BRIEF: Show every line containing "glassware" by copying it.

MATERIALS PROVIDED:
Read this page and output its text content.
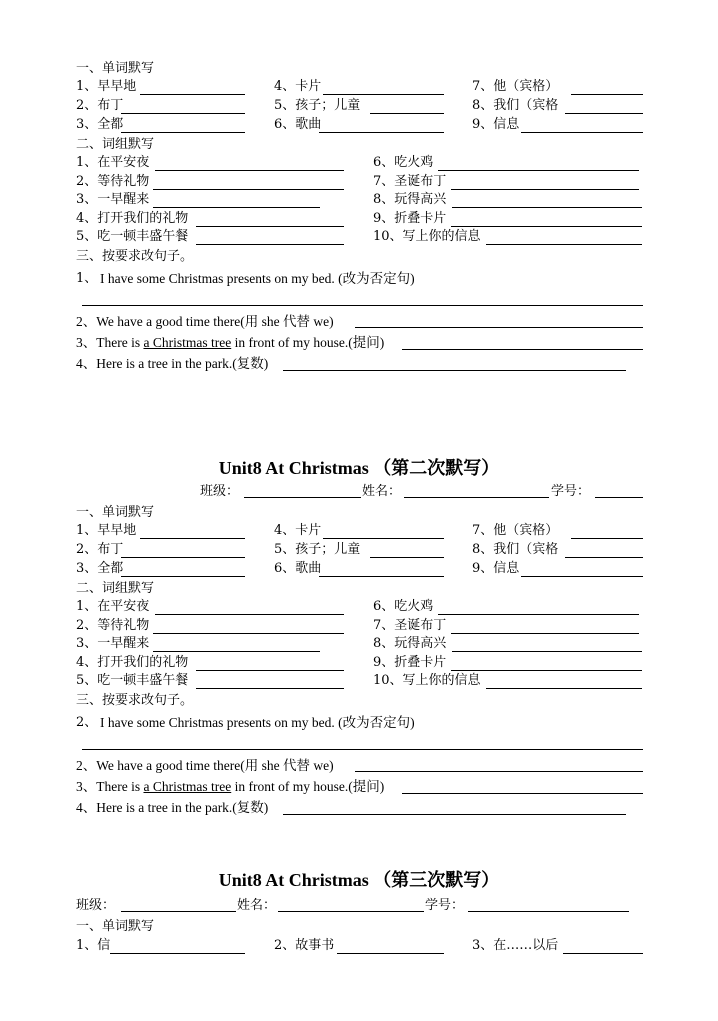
一、单词默写
1、早早地	4、卡片	7、他（宾格）
2、布丁	5、孩子；儿童	8、我们（宾格
3、全都	6、歌曲	9、信息
二、词组默写
1、在平安夜	6、吃火鸡
2、等待礼物	7、圣诞布丁
3、一早醒来	8、玩得高兴
4、打开我们的礼物	9、折叠卡片
5、吃一顿丰盛午餐	10、写上你的信息
三、按要求改句子。
1、 I have some Christmas presents on my bed. (改为否定句)
2、We have a good time there(用 she 代替 we)
3、There is a Christmas tree in front of my house.(提问)
4、Here is a tree in the park.(复数)
Unit8 At Christmas （第二次默写）
班级：	姓名：	学号：
一、单词默写
1、早早地	4、卡片	7、他（宾格）
2、布丁	5、孩子；儿童	8、我们（宾格
3、全都	6、歌曲	9、信息
二、词组默写
1、在平安夜	6、吃火鸡
2、等待礼物	7、圣诞布丁
3、一早醒来	8、玩得高兴
4、打开我们的礼物	9、折叠卡片
5、吃一顿丰盛午餐	10、写上你的信息
三、按要求改句子。
2、 I have some Christmas presents on my bed. (改为否定句)
2、We have a good time there(用 she 代替 we)
3、There is a Christmas tree in front of my house.(提问)
4、Here is a tree in the park.(复数)
Unit8 At Christmas （第三次默写）
班级：	姓名：	学号：
一、单词默写
1、信	2、故事书	3、在……以后
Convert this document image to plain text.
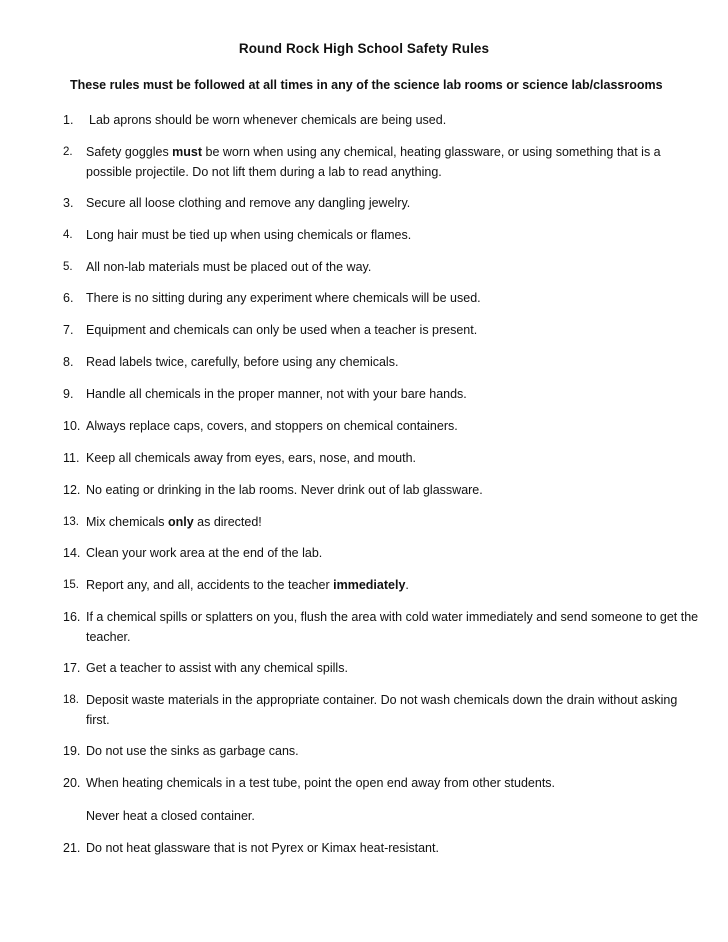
Round Rock High School Safety Rules
These rules must be followed at all times in any of the science lab rooms or science lab/classrooms
1. Lab aprons should be worn whenever chemicals are being used.
2. Safety goggles must be worn when using any chemical, heating glassware, or using something that is a possible projectile. Do not lift them during a lab to read anything.
3. Secure all loose clothing and remove any dangling jewelry.
4. Long hair must be tied up when using chemicals or flames.
5. All non-lab materials must be placed out of the way.
6. There is no sitting during any experiment where chemicals will be used.
7. Equipment and chemicals can only be used when a teacher is present.
8. Read labels twice, carefully, before using any chemicals.
9. Handle all chemicals in the proper manner, not with your bare hands.
10. Always replace caps, covers, and stoppers on chemical containers.
11. Keep all chemicals away from eyes, ears, nose, and mouth.
12. No eating or drinking in the lab rooms. Never drink out of lab glassware.
13. Mix chemicals only as directed!
14. Clean your work area at the end of the lab.
15. Report any, and all, accidents to the teacher immediately.
16. If a chemical spills or splatters on you, flush the area with cold water immediately and send someone to get the teacher.
17. Get a teacher to assist with any chemical spills.
18. Deposit waste materials in the appropriate container. Do not wash chemicals down the drain without asking first.
19. Do not use the sinks as garbage cans.
20. When heating chemicals in a test tube, point the open end away from other students.
Never heat a closed container.
21. Do not heat glassware that is not Pyrex or Kimax heat-resistant.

COMPLETE OUTPUT:
2. Safety goggles must be worn when using any chemical, heating glassware, or using something that is a possible projectile. Do not lift them during a lab to read anything.
12. No eating or drinking in the lab rooms. Never drink out of lab glassware.
21. Do not heat glassware that is not Pyrex or Kimax heat-resistant.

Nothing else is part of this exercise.